### INSTRUCTIONS FOR THE TASK
Could you transcribe the material below exactly, without leaving out a single line?

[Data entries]
━━━━━━━━━━━━━━━━━━━━

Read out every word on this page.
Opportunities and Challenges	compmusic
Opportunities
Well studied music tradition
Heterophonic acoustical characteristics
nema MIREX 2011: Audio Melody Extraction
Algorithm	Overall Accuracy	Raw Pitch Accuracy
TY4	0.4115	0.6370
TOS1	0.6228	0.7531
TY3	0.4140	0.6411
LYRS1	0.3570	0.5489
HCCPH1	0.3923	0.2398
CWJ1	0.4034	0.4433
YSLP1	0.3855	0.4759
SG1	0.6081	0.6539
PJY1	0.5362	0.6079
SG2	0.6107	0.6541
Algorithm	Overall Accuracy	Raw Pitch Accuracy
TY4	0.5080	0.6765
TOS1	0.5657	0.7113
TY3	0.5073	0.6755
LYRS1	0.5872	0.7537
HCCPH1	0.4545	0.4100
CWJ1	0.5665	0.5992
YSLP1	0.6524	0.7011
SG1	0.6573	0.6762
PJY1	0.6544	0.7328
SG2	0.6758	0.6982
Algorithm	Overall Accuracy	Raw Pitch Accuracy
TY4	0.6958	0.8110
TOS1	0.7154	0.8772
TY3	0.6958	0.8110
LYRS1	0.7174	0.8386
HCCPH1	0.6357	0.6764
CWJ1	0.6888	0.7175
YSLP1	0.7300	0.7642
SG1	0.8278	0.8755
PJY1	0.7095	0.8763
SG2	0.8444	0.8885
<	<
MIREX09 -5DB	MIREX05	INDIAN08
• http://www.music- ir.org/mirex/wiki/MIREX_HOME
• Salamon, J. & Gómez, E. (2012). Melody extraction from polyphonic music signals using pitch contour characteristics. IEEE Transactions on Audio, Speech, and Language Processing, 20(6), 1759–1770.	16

━━━━━━━━━━━━━━━━━━━━

### WRITTEN SOLUTION
Read out every word on this page.
Opportunities and Challenges	compmusic
Opportunities
Well studied music tradition
Heterophonic acoustical characteristics
nema MIREX 2011: Audio Melody Extraction
Algorithm	Overall Accuracy	Raw Pitch Accuracy
TY4	0.4115	0.6370
TOS1	0.6228	0.7531
TY3	0.4140	0.6411
LYRS1	0.3570	0.5489
HCCPH1	0.3923	0.2398
CWJ1	0.4034	0.4433
YSLP1	0.3855	0.4759
SG1	0.6081	0.6539
PJY1	0.5362	0.6079
SG2	0.6107	0.6541
Algorithm	Overall Accuracy	Raw Pitch Accuracy
TY4	0.5080	0.6765
TOS1	0.5657	0.7113
TY3	0.5073	0.6755
LYRS1	0.5872	0.7537
HCCPH1	0.4545	0.4100
CWJ1	0.5665	0.5992
YSLP1	0.6524	0.7011
SG1	0.6573	0.6762
PJY1	0.6544	0.7328
SG2	0.6758	0.6982
Algorithm	Overall Accuracy	Raw Pitch Accuracy
TY4	0.6958	0.8110
TOS1	0.7154	0.8772
TY3	0.6958	0.8110
LYRS1	0.7174	0.8386
HCCPH1	0.6357	0.6764
CWJ1	0.6888	0.7175
YSLP1	0.7300	0.7642
SG1	0.8278	0.8755
PJY1	0.7095	0.8763
SG2	0.8444	0.8885
<	<
MIREX09 -5DB	MIREX05	INDIAN08
• http://www.music- ir.org/mirex/wiki/MIREX_HOME
• Salamon, J. & Gómez, E. (2012). Melody extraction from polyphonic music signals using pitch contour characteristics. IEEE Transactions on Audio, Speech, and Language Processing, 20(6), 1759–1770.	16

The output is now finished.